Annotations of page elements
=====
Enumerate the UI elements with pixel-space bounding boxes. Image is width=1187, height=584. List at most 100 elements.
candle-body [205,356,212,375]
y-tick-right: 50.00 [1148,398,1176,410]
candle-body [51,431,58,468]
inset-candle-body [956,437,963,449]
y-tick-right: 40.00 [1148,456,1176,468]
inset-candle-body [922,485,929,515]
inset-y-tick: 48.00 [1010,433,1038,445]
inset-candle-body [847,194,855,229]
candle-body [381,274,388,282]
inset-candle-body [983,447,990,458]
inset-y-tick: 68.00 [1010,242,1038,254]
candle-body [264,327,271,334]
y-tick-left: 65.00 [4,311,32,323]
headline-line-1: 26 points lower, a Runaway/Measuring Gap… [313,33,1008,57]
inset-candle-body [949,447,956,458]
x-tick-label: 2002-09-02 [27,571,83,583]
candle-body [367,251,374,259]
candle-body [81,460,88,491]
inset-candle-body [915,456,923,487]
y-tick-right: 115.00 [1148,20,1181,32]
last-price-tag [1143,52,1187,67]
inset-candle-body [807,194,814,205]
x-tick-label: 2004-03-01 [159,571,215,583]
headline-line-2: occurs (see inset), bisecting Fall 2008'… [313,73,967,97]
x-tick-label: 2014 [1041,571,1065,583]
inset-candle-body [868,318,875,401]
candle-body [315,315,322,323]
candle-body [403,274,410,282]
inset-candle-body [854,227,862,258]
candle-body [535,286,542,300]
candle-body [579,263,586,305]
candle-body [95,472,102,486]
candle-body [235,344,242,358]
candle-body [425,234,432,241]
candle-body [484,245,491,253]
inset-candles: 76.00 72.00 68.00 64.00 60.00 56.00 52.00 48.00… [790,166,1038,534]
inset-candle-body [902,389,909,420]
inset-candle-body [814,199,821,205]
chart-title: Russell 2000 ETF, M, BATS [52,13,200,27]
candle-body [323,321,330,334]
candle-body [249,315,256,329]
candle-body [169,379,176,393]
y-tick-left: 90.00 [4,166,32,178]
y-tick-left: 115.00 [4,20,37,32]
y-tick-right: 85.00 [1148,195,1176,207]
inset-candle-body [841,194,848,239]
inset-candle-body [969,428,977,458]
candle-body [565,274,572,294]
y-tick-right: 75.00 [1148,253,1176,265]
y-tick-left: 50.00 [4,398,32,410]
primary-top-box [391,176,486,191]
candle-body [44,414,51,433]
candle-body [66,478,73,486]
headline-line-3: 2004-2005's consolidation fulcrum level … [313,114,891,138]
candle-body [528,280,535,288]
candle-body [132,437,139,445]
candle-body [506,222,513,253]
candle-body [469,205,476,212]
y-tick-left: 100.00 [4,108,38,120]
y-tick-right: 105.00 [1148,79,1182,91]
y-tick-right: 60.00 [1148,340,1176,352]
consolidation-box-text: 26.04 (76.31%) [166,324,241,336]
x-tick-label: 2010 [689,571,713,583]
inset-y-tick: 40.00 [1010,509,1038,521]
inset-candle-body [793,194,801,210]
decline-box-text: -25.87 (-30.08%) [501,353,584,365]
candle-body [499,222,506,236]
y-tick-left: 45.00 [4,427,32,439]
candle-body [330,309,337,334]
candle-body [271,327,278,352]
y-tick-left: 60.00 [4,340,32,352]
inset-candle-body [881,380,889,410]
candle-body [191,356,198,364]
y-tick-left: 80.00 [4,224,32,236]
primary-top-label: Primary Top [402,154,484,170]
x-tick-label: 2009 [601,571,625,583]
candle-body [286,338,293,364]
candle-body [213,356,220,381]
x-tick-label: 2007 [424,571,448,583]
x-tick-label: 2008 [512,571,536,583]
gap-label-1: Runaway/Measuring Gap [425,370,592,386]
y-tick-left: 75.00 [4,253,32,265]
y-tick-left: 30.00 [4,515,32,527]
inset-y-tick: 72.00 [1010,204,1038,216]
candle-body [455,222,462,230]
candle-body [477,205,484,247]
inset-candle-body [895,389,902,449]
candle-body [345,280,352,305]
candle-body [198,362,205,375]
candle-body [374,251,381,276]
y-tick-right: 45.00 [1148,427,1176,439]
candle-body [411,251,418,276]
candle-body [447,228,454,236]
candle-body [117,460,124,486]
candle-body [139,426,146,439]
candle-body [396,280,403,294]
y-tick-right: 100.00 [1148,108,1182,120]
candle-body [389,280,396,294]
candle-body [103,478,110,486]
=====
▶ Exercise objective
Can you output every line of the material above again, reproducing each one unchanged?

▶ Expected answer
Enumerate the UI elements with pixel-space bounding boxes. Image is width=1187, height=584. List at most 100 elements.
candle-body [205,356,212,375]
y-tick-right: 50.00 [1148,398,1176,410]
candle-body [51,431,58,468]
inset-candle-body [956,437,963,449]
y-tick-right: 40.00 [1148,456,1176,468]
inset-candle-body [922,485,929,515]
inset-y-tick: 48.00 [1010,433,1038,445]
inset-candle-body [847,194,855,229]
candle-body [381,274,388,282]
inset-candle-body [983,447,990,458]
inset-y-tick: 68.00 [1010,242,1038,254]
candle-body [264,327,271,334]
y-tick-left: 65.00 [4,311,32,323]
headline-line-1: 26 points lower, a Runaway/Measuring Gap… [313,33,1008,57]
inset-candle-body [949,447,956,458]
x-tick-label: 2002-09-02 [27,571,83,583]
candle-body [367,251,374,259]
candle-body [81,460,88,491]
inset-candle-body [915,456,923,487]
y-tick-right: 115.00 [1148,20,1181,32]
last-price-tag [1143,52,1187,67]
inset-candle-body [807,194,814,205]
x-tick-label: 2004-03-01 [159,571,215,583]
headline-line-2: occurs (see inset), bisecting Fall 2008'… [313,73,967,97]
x-tick-label: 2014 [1041,571,1065,583]
inset-candle-body [868,318,875,401]
candle-body [315,315,322,323]
candle-body [403,274,410,282]
inset-candle-body [854,227,862,258]
candle-body [535,286,542,300]
candle-body [579,263,586,305]
candle-body [95,472,102,486]
candle-body [235,344,242,358]
candle-body [425,234,432,241]
candle-body [484,245,491,253]
inset-candles: 76.00 72.00 68.00 64.00 60.00 56.00 52.00 48.00… [790,166,1038,534]
inset-candle-body [902,389,909,420]
inset-candle-body [814,199,821,205]
chart-title: Russell 2000 ETF, M, BATS [52,13,200,27]
candle-body [323,321,330,334]
candle-body [249,315,256,329]
candle-body [169,379,176,393]
y-tick-left: 90.00 [4,166,32,178]
y-tick-left: 115.00 [4,20,37,32]
y-tick-right: 85.00 [1148,195,1176,207]
inset-candle-body [841,194,848,239]
inset-candle-body [969,428,977,458]
candle-body [565,274,572,294]
y-tick-right: 75.00 [1148,253,1176,265]
y-tick-left: 50.00 [4,398,32,410]
primary-top-box [391,176,486,191]
candle-body [44,414,51,433]
candle-body [66,478,73,486]
headline-line-3: 2004-2005's consolidation fulcrum level … [313,114,891,138]
candle-body [528,280,535,288]
candle-body [132,437,139,445]
candle-body [506,222,513,253]
candle-body [469,205,476,212]
y-tick-left: 100.00 [4,108,38,120]
y-tick-right: 105.00 [1148,79,1182,91]
y-tick-right: 60.00 [1148,340,1176,352]
consolidation-box-text: 26.04 (76.31%) [166,324,241,336]
x-tick-label: 2010 [689,571,713,583]
inset-y-tick: 40.00 [1010,509,1038,521]
inset-candle-body [793,194,801,210]
decline-box-text: -25.87 (-30.08%) [501,353,584,365]
candle-body [499,222,506,236]
y-tick-left: 45.00 [4,427,32,439]
candle-body [330,309,337,334]
candle-body [271,327,278,352]
y-tick-left: 60.00 [4,340,32,352]
inset-candle-body [881,380,889,410]
candle-body [191,356,198,364]
y-tick-left: 80.00 [4,224,32,236]
primary-top-label: Primary Top [402,154,484,170]
x-tick-label: 2009 [601,571,625,583]
candle-body [286,338,293,364]
candle-body [213,356,220,381]
x-tick-label: 2007 [424,571,448,583]
x-tick-label: 2008 [512,571,536,583]
gap-label-1: Runaway/Measuring Gap [425,370,592,386]
y-tick-left: 75.00 [4,253,32,265]
y-tick-left: 30.00 [4,515,32,527]
inset-y-tick: 72.00 [1010,204,1038,216]
candle-body [455,222,462,230]
candle-body [477,205,484,247]
inset-candle-body [895,389,902,449]
candle-body [345,280,352,305]
candle-body [198,362,205,375]
candle-body [374,251,381,276]
y-tick-right: 45.00 [1148,427,1176,439]
candle-body [411,251,418,276]
candle-body [447,228,454,236]
candle-body [117,460,124,486]
candle-body [139,426,146,439]
candle-body [396,280,403,294]
y-tick-right: 100.00 [1148,108,1182,120]
candle-body [389,280,396,294]
candle-body [103,478,110,486]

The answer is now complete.